→ DIRECTIONS FOR THIS TASK
What is the number of lines that include the word "title"? Provide only that figure.

=-=-=

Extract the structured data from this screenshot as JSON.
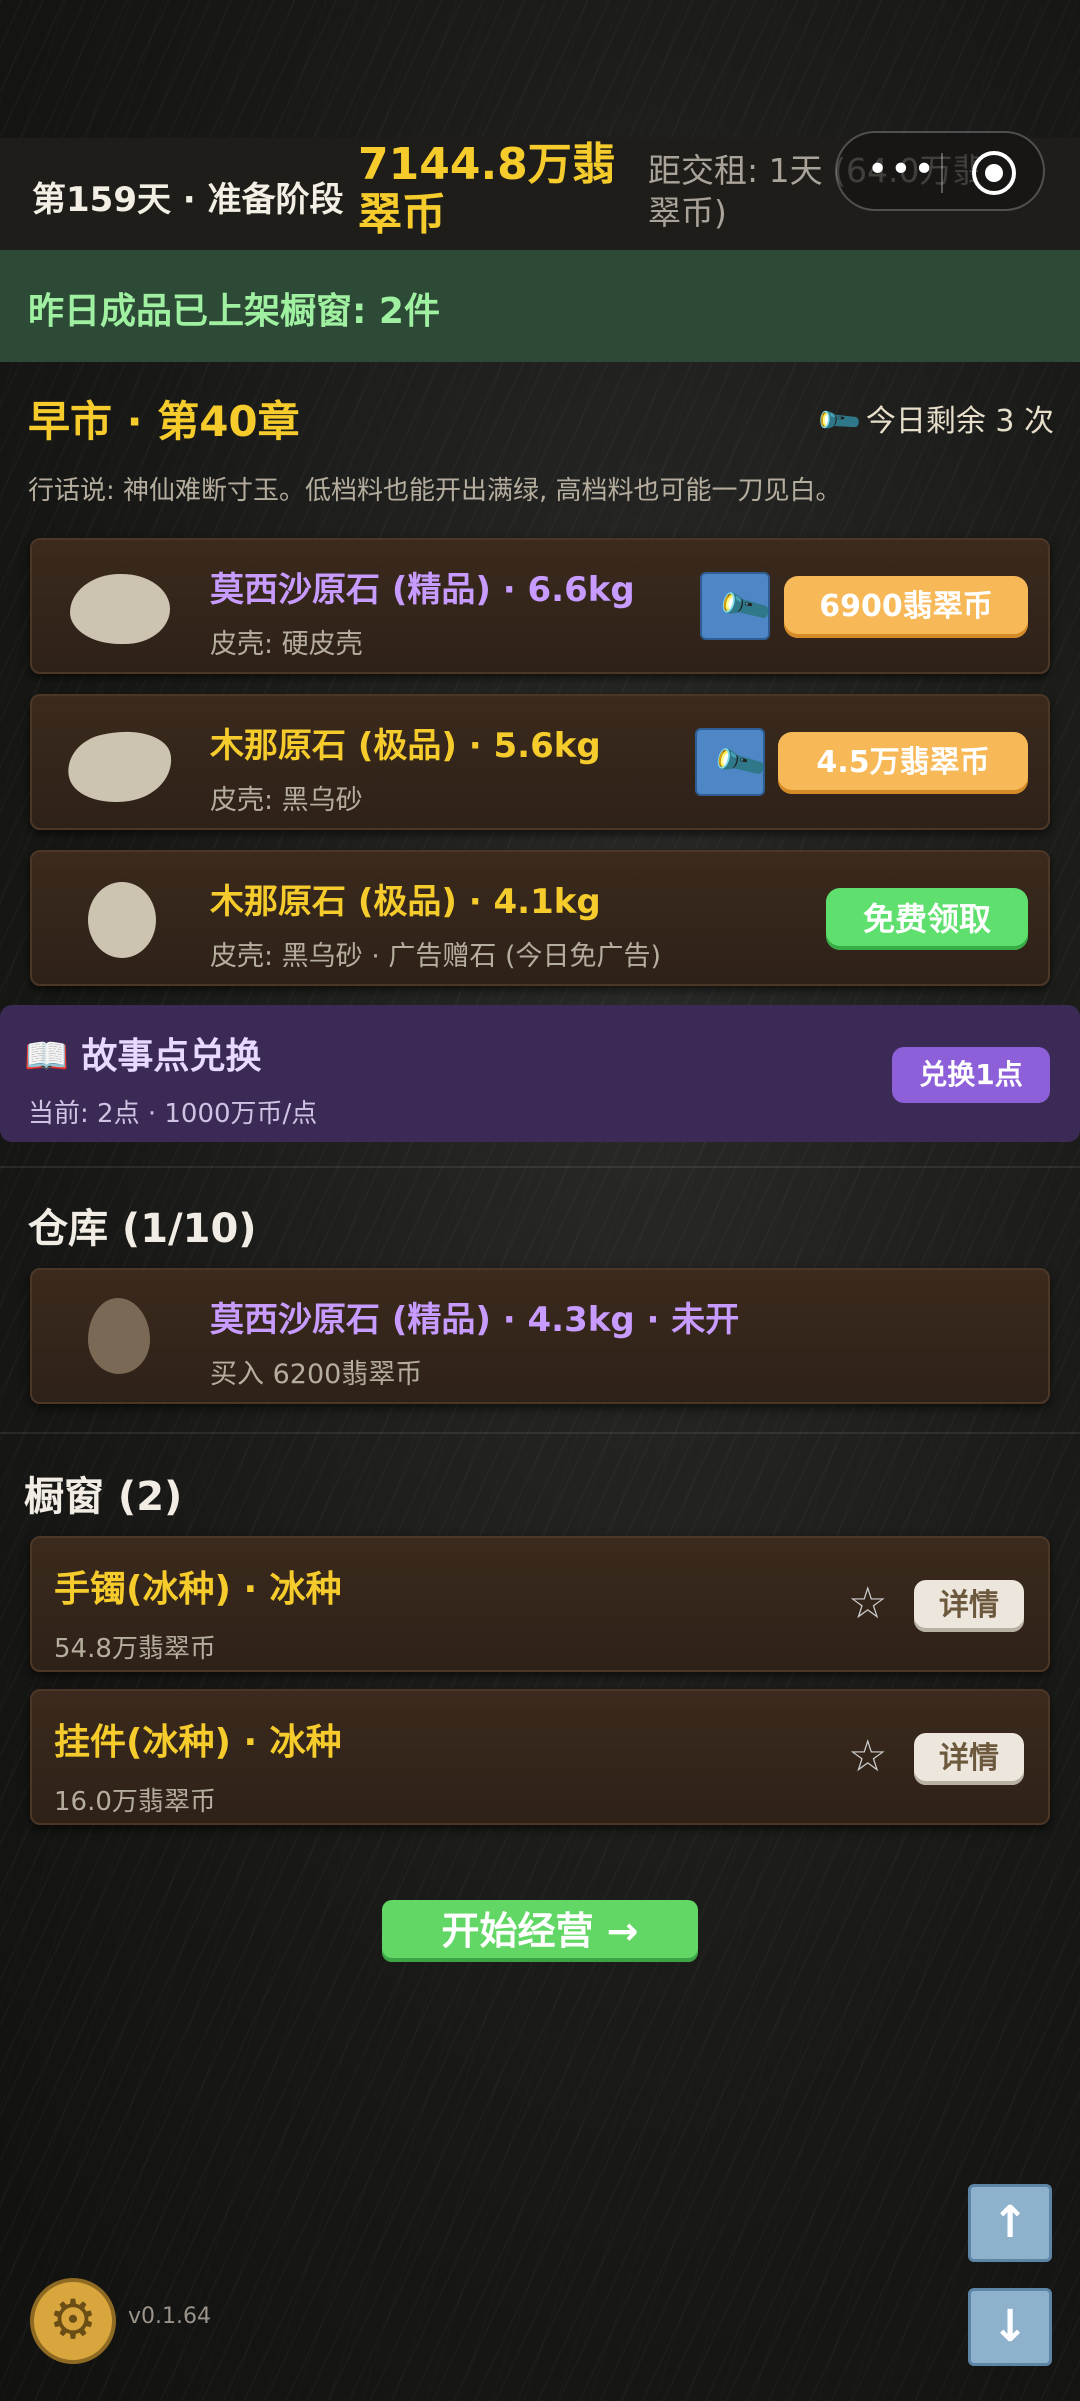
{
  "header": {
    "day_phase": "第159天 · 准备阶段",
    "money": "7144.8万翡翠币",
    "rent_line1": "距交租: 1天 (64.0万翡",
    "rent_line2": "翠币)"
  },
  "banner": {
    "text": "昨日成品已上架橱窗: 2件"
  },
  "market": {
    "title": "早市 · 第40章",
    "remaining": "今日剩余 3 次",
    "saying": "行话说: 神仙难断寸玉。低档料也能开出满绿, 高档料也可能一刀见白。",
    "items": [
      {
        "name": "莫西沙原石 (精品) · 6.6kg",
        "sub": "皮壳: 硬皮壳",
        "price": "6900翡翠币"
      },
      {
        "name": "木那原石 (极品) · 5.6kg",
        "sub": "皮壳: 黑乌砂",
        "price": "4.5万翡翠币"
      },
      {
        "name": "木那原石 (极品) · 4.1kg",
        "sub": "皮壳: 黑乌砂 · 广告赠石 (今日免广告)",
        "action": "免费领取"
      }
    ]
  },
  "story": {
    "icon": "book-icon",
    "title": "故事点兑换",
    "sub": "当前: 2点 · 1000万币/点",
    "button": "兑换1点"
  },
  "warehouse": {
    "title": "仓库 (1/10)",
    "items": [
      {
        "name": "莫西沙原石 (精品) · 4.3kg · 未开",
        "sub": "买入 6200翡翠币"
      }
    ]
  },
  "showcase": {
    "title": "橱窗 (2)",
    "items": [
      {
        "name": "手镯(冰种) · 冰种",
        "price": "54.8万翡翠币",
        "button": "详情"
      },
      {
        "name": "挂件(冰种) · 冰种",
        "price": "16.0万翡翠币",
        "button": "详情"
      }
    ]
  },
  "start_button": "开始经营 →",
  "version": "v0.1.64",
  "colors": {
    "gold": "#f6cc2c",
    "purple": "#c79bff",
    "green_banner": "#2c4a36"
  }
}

=-=-=

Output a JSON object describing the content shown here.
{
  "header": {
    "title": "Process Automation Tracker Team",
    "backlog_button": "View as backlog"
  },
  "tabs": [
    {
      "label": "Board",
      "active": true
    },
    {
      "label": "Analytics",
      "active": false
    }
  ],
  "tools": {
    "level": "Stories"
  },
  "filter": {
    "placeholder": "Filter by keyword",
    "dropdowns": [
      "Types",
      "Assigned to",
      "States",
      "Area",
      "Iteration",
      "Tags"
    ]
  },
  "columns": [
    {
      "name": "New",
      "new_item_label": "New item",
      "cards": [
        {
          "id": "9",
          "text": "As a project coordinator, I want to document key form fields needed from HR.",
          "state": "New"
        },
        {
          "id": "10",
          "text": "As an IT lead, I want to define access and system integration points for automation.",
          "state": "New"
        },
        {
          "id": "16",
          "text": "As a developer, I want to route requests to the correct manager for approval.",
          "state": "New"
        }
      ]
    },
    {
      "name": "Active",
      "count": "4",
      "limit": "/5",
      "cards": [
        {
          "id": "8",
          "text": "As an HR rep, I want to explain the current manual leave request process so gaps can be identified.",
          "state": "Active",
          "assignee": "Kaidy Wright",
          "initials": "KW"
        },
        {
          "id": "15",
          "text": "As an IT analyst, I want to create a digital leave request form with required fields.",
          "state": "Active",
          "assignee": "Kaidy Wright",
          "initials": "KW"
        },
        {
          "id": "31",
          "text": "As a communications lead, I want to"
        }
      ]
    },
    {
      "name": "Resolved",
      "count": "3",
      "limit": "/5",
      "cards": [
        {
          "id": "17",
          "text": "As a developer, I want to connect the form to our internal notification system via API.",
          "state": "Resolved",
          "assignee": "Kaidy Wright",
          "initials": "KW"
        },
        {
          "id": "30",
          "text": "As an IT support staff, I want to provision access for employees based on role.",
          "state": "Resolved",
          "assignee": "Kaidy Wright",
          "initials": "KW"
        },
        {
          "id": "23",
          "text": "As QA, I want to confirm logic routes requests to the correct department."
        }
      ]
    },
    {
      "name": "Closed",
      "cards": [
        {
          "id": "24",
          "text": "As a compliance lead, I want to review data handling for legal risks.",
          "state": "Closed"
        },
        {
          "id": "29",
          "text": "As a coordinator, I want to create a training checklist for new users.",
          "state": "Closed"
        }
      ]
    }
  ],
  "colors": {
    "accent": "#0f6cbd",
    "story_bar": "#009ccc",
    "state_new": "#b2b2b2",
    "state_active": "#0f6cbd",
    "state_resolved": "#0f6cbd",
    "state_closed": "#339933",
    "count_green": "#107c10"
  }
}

=-=-=

→ SOLUTION FOR THIS PROBLEM
5